PROBLEM DESCRIPTION ::
Copy every line that holds "content".

ENTRIES ::
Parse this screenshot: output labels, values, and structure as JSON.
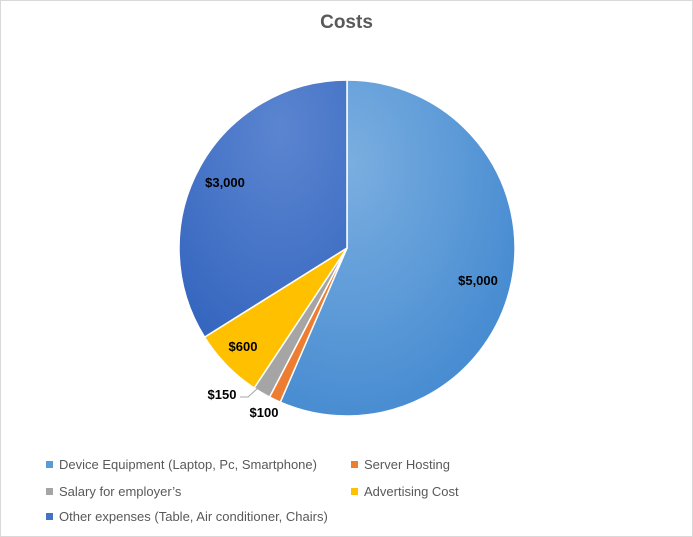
{
  "chart_data": {
    "type": "pie",
    "title": "Costs",
    "categories": [
      "Device Equipment (Laptop, Pc, Smartphone)",
      "Server Hosting",
      "Salary for employer’s",
      "Advertising Cost",
      "Other expenses (Table, Air conditioner, Chairs)"
    ],
    "values": [
      5000,
      100,
      150,
      600,
      3000
    ],
    "data_labels": [
      "$5,000",
      "$100",
      "$150",
      "$600",
      "$3,000"
    ],
    "colors": [
      "#4a90d2",
      "#ed7d31",
      "#a5a5a5",
      "#ffc000",
      "#4472c4"
    ],
    "legend_position": "bottom"
  }
}
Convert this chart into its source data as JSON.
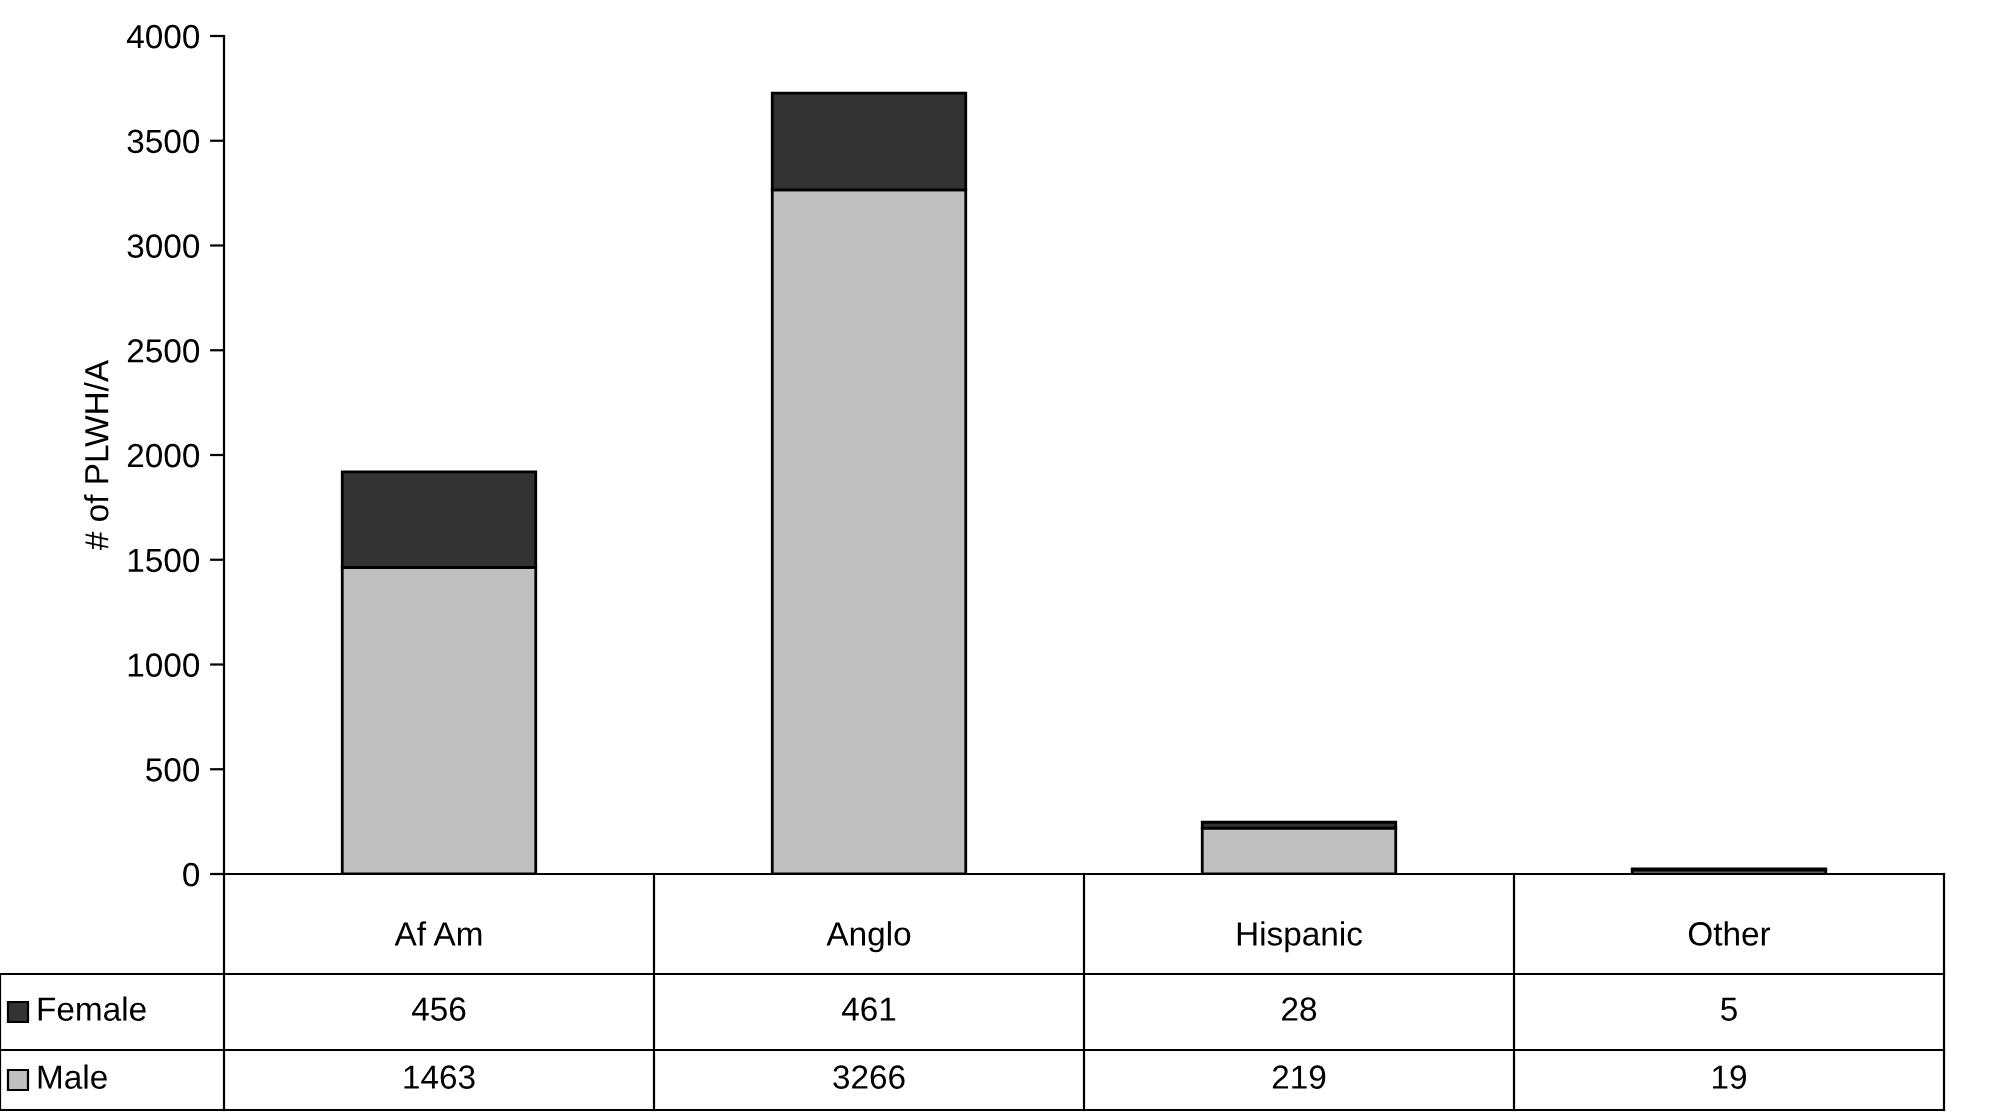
{
  "chart_data": {
    "type": "bar",
    "ylabel": "# of PLWH/A",
    "categories": [
      "Af Am",
      "Anglo",
      "Hispanic",
      "Other"
    ],
    "series": [
      {
        "name": "Male",
        "color": "#c0c0c0",
        "values": [
          1463,
          3266,
          219,
          19
        ]
      },
      {
        "name": "Female",
        "color": "#333333",
        "values": [
          456,
          461,
          28,
          5
        ]
      }
    ],
    "stacked": true,
    "ylim": [
      0,
      4000
    ],
    "yticks": [
      0,
      500,
      1000,
      1500,
      2000,
      2500,
      3000,
      3500,
      4000
    ],
    "grid": false,
    "legend": "left",
    "data_labels": true
  }
}
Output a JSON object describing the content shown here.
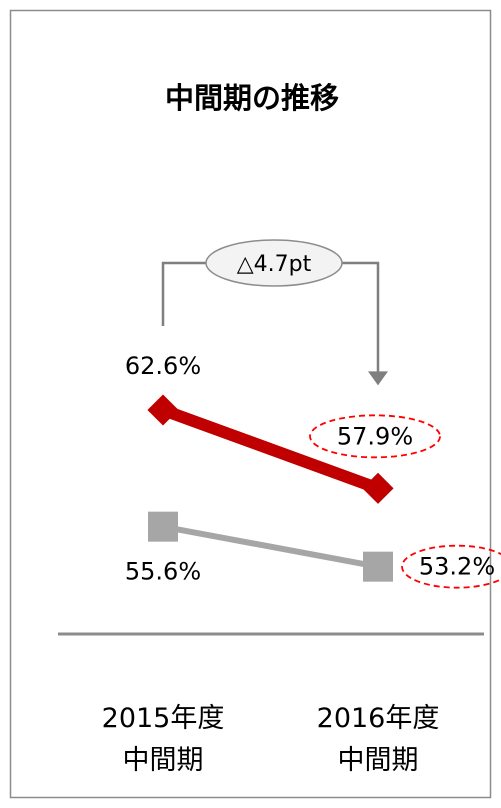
{
  "chart_data": {
    "type": "line",
    "title": "中間期の推移",
    "categories": [
      "2015年度\n中間期",
      "2016年度\n中間期"
    ],
    "category_lines": [
      [
        "2015年度",
        "中間期"
      ],
      [
        "2016年度",
        "中間期"
      ]
    ],
    "series": [
      {
        "values": [
          62.6,
          57.9
        ],
        "labels": [
          "62.6%",
          "57.9%"
        ],
        "color": "#c00000",
        "marker": "diamond"
      },
      {
        "values": [
          55.6,
          53.2
        ],
        "labels": [
          "55.6%",
          "53.2%"
        ],
        "color": "#a6a6a6",
        "marker": "square"
      }
    ],
    "annotation": {
      "text": "△4.7pt",
      "from": "62.6%",
      "to": "57.9%"
    },
    "highlight_color": "#ff0000",
    "ylim": [
      50,
      65
    ],
    "grid": false,
    "legend": "none"
  }
}
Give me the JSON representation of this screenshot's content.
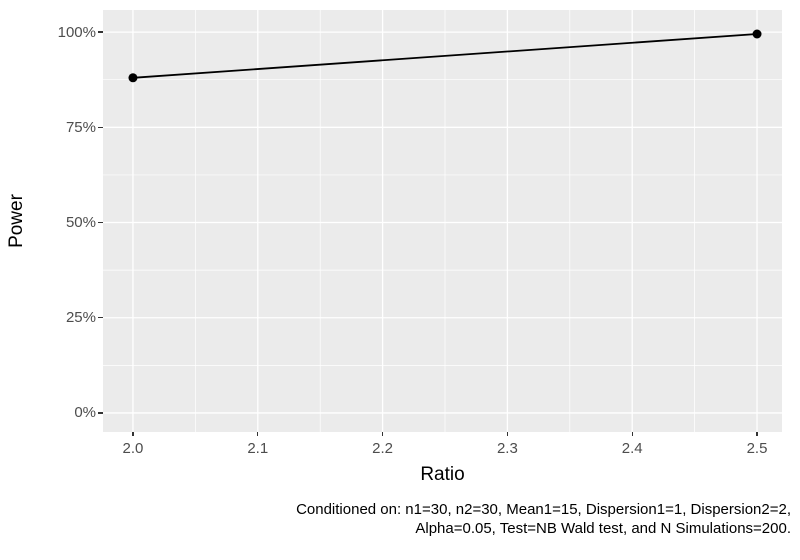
{
  "chart_data": {
    "type": "line",
    "title": "",
    "xlabel": "Ratio",
    "ylabel": "Power",
    "x": [
      2.0,
      2.5
    ],
    "series": [
      {
        "name": "Power",
        "values_percent": [
          88,
          99.5
        ]
      }
    ],
    "x_ticks": [
      2.0,
      2.1,
      2.2,
      2.3,
      2.4,
      2.5
    ],
    "x_tick_labels": [
      "2.0",
      "2.1",
      "2.2",
      "2.3",
      "2.4",
      "2.5"
    ],
    "x_minor_ticks": [
      2.05,
      2.15,
      2.25,
      2.35,
      2.45
    ],
    "y_ticks": [
      0,
      25,
      50,
      75,
      100
    ],
    "y_tick_labels": [
      "0%",
      "25%",
      "50%",
      "75%",
      "100%"
    ],
    "y_minor_ticks": [
      12.5,
      37.5,
      62.5,
      87.5
    ],
    "xlim": [
      1.976,
      2.52
    ],
    "ylim": [
      -5,
      105.8
    ],
    "grid": true,
    "legend": "none",
    "colors": {
      "panel_background": "#ebebeb",
      "grid": "#ffffff",
      "line": "#000000",
      "point": "#000000",
      "tick_label": "#4d4d4d",
      "tick_mark": "#333333",
      "axis_title": "#000000",
      "caption": "#000000"
    },
    "caption_lines": [
      "Conditioned on: n1=30, n2=30, Mean1=15, Dispersion1=1, Dispersion2=2,",
      "Alpha=0.05, Test=NB Wald test, and N Simulations=200."
    ],
    "conditioned_on": {
      "n1": "30",
      "n2": "30",
      "Mean1": "15",
      "Dispersion1": "1",
      "Dispersion2": "2",
      "Alpha": "0.05",
      "Test": "NB Wald test",
      "N Simulations": "200"
    }
  }
}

ANSWER TO THE PROBLEM ::
Output a JSON object describing the content shown here.
Give me the JSON representation of this screenshot's content.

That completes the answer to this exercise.